Goal of the exercise: How many lines in the items below contain the string "darks"? Reply with the number alone.

___ Excerpted records ___

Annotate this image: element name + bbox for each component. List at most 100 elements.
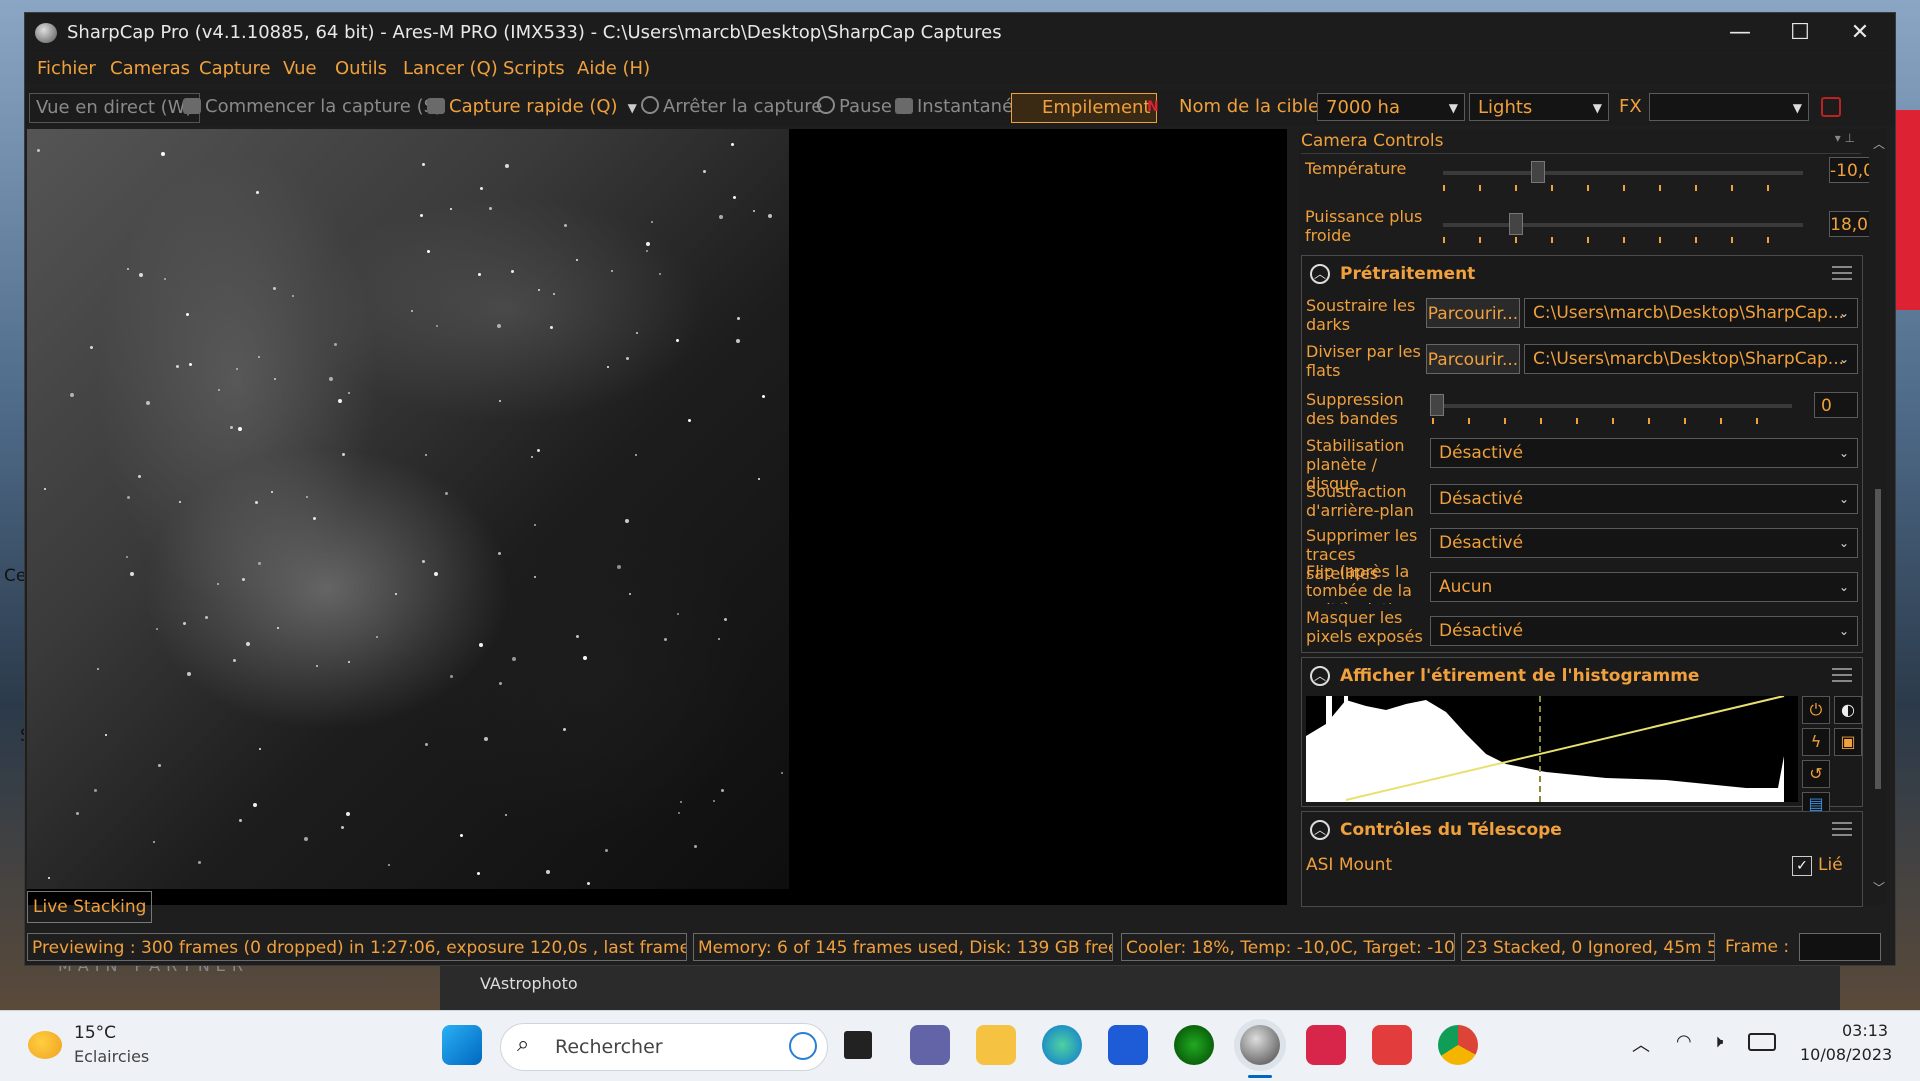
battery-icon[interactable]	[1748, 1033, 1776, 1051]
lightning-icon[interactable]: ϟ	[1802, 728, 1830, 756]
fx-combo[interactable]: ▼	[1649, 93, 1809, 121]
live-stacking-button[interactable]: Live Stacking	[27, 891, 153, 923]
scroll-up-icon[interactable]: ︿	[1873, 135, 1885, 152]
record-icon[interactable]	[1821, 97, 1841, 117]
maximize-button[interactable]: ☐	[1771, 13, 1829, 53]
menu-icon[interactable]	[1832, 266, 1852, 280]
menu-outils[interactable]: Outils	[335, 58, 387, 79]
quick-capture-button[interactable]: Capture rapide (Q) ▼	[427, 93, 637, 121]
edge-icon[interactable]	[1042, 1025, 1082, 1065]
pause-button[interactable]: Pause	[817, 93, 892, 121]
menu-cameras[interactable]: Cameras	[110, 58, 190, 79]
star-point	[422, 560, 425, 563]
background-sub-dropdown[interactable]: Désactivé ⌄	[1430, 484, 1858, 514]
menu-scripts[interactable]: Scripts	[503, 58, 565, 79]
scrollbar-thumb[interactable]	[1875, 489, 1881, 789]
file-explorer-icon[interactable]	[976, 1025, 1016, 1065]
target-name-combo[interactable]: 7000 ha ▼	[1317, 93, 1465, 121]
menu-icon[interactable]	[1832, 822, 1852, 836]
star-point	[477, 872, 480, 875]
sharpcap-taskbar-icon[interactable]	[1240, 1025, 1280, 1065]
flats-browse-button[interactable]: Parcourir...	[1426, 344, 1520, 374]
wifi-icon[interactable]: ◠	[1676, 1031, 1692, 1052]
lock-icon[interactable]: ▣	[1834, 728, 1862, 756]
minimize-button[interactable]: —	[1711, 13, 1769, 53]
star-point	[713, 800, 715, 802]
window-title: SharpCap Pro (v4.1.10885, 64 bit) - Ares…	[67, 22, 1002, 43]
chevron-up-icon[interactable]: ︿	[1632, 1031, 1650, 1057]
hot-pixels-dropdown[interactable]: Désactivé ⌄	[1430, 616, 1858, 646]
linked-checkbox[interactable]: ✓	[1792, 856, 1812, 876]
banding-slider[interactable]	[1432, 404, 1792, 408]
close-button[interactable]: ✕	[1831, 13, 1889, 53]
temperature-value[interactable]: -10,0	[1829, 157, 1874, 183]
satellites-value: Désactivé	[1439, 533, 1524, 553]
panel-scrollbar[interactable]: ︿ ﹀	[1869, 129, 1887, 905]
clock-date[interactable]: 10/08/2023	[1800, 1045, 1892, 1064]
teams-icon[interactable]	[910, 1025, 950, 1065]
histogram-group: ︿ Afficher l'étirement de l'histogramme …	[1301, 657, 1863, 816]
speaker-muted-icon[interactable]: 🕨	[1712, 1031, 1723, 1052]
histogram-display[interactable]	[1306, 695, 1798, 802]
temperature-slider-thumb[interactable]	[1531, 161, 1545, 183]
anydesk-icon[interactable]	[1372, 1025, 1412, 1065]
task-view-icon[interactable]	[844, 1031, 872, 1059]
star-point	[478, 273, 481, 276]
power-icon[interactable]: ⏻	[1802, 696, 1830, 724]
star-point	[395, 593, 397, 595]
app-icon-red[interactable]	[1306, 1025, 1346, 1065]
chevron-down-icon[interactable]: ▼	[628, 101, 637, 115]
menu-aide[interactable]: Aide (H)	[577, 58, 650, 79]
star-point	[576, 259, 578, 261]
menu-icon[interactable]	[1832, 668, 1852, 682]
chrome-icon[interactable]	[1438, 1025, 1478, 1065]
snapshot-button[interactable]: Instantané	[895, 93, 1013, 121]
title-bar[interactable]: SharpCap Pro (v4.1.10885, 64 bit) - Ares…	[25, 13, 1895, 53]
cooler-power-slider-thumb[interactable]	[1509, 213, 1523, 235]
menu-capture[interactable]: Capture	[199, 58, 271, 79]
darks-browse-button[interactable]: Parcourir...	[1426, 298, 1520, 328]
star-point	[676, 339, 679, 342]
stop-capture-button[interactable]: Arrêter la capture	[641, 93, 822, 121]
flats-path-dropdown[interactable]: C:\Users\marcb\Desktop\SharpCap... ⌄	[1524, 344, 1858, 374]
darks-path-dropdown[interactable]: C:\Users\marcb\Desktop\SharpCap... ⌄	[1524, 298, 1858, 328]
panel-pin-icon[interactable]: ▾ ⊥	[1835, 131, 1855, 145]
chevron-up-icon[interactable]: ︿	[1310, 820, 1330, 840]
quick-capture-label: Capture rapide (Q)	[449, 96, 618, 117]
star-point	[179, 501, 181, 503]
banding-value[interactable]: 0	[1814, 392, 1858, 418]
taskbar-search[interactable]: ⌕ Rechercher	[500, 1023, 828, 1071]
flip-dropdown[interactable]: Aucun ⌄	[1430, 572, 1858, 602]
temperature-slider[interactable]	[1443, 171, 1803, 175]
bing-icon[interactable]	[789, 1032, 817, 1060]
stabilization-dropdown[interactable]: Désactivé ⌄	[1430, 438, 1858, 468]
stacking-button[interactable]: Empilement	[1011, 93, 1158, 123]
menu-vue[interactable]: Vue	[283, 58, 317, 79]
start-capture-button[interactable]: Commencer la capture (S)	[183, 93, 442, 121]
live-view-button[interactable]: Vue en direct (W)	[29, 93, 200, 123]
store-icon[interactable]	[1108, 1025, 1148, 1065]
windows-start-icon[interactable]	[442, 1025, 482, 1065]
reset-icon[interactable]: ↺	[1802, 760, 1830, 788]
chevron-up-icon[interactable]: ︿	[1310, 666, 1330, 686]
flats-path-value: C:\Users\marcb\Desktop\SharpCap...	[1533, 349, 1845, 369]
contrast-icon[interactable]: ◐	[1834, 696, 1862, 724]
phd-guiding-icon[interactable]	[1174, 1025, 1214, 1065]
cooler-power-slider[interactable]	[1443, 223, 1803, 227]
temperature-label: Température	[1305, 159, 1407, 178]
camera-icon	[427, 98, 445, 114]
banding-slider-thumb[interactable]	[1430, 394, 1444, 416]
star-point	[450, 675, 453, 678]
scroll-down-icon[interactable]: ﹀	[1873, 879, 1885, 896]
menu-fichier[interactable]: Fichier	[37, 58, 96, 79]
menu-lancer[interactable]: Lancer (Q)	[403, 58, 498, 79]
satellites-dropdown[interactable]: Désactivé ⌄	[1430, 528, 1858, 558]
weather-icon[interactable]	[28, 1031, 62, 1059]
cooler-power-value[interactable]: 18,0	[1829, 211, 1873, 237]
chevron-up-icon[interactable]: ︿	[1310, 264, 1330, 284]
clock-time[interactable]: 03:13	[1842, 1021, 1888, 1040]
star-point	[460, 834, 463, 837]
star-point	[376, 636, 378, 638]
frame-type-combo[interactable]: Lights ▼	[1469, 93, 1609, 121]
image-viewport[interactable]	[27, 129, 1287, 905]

___

Task response: 2